EXERCISE DESCRIPTION: Each entry below should be returned exactly as is, with the pictures removed.

SOURCE MATERIAL:
━━━━

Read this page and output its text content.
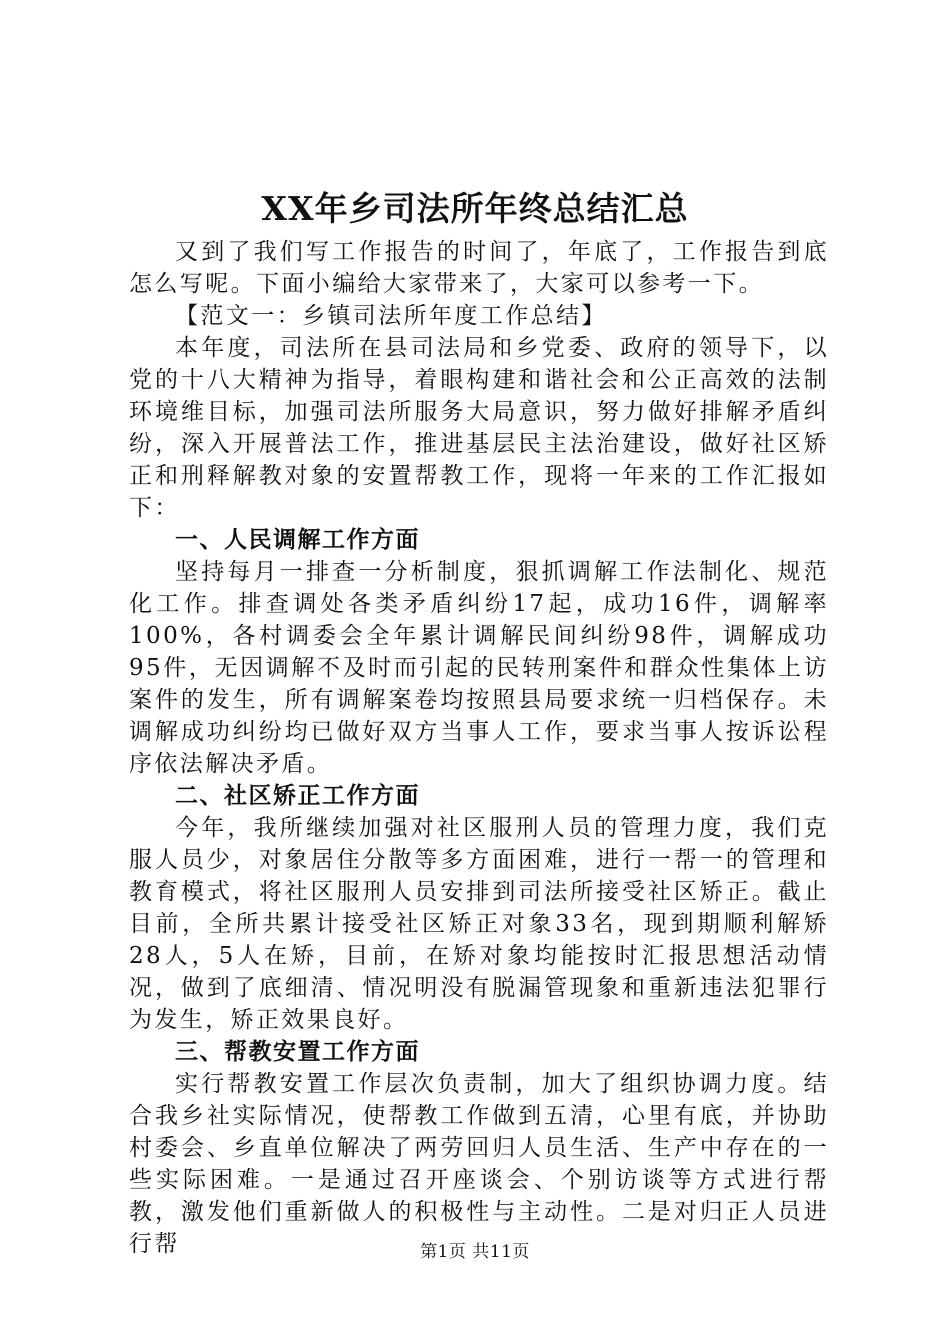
XX年乡司法所年终总结汇总

又到了我们写工作报告的时间了，年底了，工作报告到底怎么写呢。下面小编给大家带来了，大家可以参考一下。

【范文一：乡镇司法所年度工作总结】

本年度，司法所在县司法局和乡党委、政府的领导下，以党的十八大精神为指导，着眼构建和谐社会和公正高效的法制环境维目标，加强司法所服务大局意识，努力做好排解矛盾纠纷，深入开展普法工作，推进基层民主法治建设，做好社区矫正和刑释解教对象的安置帮教工作，现将一年来的工作汇报如下：

一、人民调解工作方面

坚持每月一排查一分析制度，狠抓调解工作法制化、规范化工作。排查调处各类矛盾纠纷17起，成功16件，调解率100%，各村调委会全年累计调解民间纠纷98件，调解成功95件，无因调解不及时而引起的民转刑案件和群众性集体上访案件的发生，所有调解案卷均按照县局要求统一归档保存。未调解成功纠纷均已做好双方当事人工作，要求当事人按诉讼程序依法解决矛盾。

二、社区矫正工作方面

今年，我所继续加强对社区服刑人员的管理力度，我们克服人员少，对象居住分散等多方面困难，进行一帮一的管理和教育模式，将社区服刑人员安排到司法所接受社区矫正。截止目前，全所共累计接受社区矫正对象33名，现到期顺利解矫28人，5人在矫，目前，在矫对象均能按时汇报思想活动情况，做到了底细清、情况明没有脱漏管现象和重新违法犯罪行为发生，矫正效果良好。

三、帮教安置工作方面

实行帮教安置工作层次负责制，加大了组织协调力度。结合我乡社实际情况，使帮教工作做到五清，心里有底，并协助村委会、乡直单位解决了两劳回归人员生活、生产中存在的一些实际困难。一是通过召开座谈会、个别访谈等方式进行帮教，激发他们重新做人的积极性与主动性。二是对归正人员进行帮	第1页 共11页
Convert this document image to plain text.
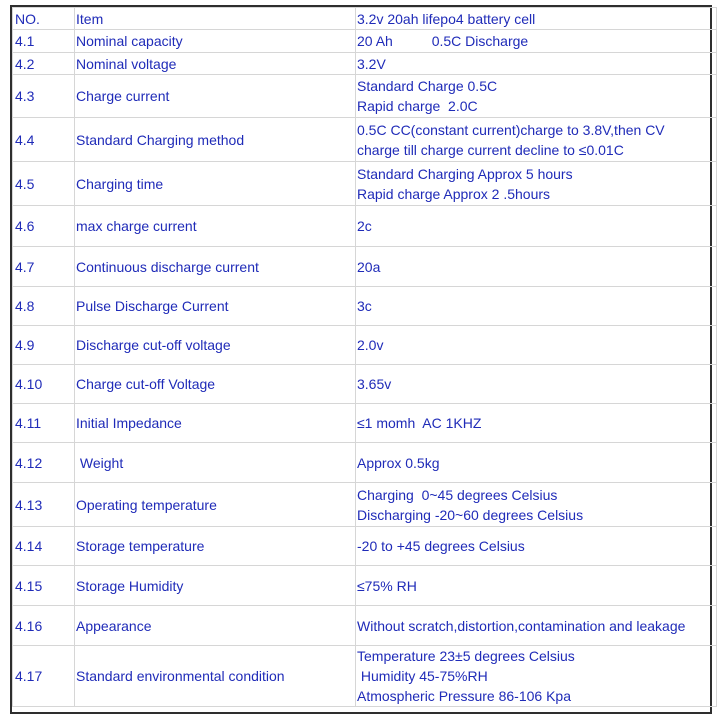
NO.	Item	3.2v 20ah lifepo4 battery cell
4.1	Nominal capacity	20 Ah          0.5C Discharge

4.2	Nominal voltage	3.2V

4.3	Charge current	Standard Charge 0.5C
Rapid charge  2.0C

4.4	Standard Charging method	0.5C CC(constant current)charge to 3.8V,then CV
charge till charge current decline to ≤0.01C

4.5	Charging time	Standard Charging Approx 5 hours
Rapid charge Approx 2 .5hours

4.6	max charge current	2c

4.7	Continuous discharge current	20a

4.8	Pulse Discharge Current	3c

4.9	Discharge cut-off voltage	2.0v

4.10	Charge cut-off Voltage	3.65v

4.11	Initial Impedance	≤1 momh  AC 1KHZ

4.12	Weight	Approx 0.5kg

4.13	Operating temperature	Charging  0~45 degrees Celsius
Discharging -20~60 degrees Celsius

4.14	Storage temperature	-20 to +45 degrees Celsius

4.15	Storage Humidity	≤75% RH

4.16	Appearance	Without scratch,distortion,contamination and leakage

4.17	Standard environmental condition	Temperature 23±5 degrees Celsius
Humidity 45-75%RH
Atmospheric Pressure 86-106 Kpa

━━━━

REPLY:
Read this page and output its text content.
XX年乡司法所年终总结汇总

又到了我们写工作报告的时间了，年底了，工作报告到底怎么写呢。下面小编给大家带来了，大家可以参考一下。

【范文一：乡镇司法所年度工作总结】

本年度，司法所在县司法局和乡党委、政府的领导下，以党的十八大精神为指导，着眼构建和谐社会和公正高效的法制环境维目标，加强司法所服务大局意识，努力做好排解矛盾纠纷，深入开展普法工作，推进基层民主法治建设，做好社区矫正和刑释解教对象的安置帮教工作，现将一年来的工作汇报如下：

一、人民调解工作方面

坚持每月一排查一分析制度，狠抓调解工作法制化、规范化工作。排查调处各类矛盾纠纷17起，成功16件，调解率100%，各村调委会全年累计调解民间纠纷98件，调解成功95件，无因调解不及时而引起的民转刑案件和群众性集体上访案件的发生，所有调解案卷均按照县局要求统一归档保存。未调解成功纠纷均已做好双方当事人工作，要求当事人按诉讼程序依法解决矛盾。

二、社区矫正工作方面

今年，我所继续加强对社区服刑人员的管理力度，我们克服人员少，对象居住分散等多方面困难，进行一帮一的管理和教育模式，将社区服刑人员安排到司法所接受社区矫正。截止目前，全所共累计接受社区矫正对象33名，现到期顺利解矫28人，5人在矫，目前，在矫对象均能按时汇报思想活动情况，做到了底细清、情况明没有脱漏管现象和重新违法犯罪行为发生，矫正效果良好。

三、帮教安置工作方面

实行帮教安置工作层次负责制，加大了组织协调力度。结合我乡社实际情况，使帮教工作做到五清，心里有底，并协助村委会、乡直单位解决了两劳回归人员生活、生产中存在的一些实际困难。一是通过召开座谈会、个别访谈等方式进行帮教，激发他们重新做人的积极性与主动性。二是对归正人员进行帮	第1页 共11页
Convert this document image to plain text.
NO.	Item	3.2v 20ah lifepo4 battery cell
4.1	Nominal capacity	20 Ah          0.5C Discharge

4.2	Nominal voltage	3.2V

4.3	Charge current	Standard Charge 0.5C
Rapid charge  2.0C

4.4	Standard Charging method	0.5C CC(constant current)charge to 3.8V,then CV
charge till charge current decline to ≤0.01C

4.5	Charging time	Standard Charging Approx 5 hours
Rapid charge Approx 2 .5hours

4.6	max charge current	2c

4.7	Continuous discharge current	20a

4.8	Pulse Discharge Current	3c

4.9	Discharge cut-off voltage	2.0v

4.10	Charge cut-off Voltage	3.65v

4.11	Initial Impedance	≤1 momh  AC 1KHZ

4.12	Weight	Approx 0.5kg

4.13	Operating temperature	Charging  0~45 degrees Celsius
Discharging -20~60 degrees Celsius

4.14	Storage temperature	-20 to +45 degrees Celsius

4.15	Storage Humidity	≤75% RH

4.16	Appearance	Without scratch,distortion,contamination and leakage

4.17	Standard environmental condition	Temperature 23±5 degrees Celsius
Humidity 45-75%RH
Atmospheric Pressure 86-106 Kpa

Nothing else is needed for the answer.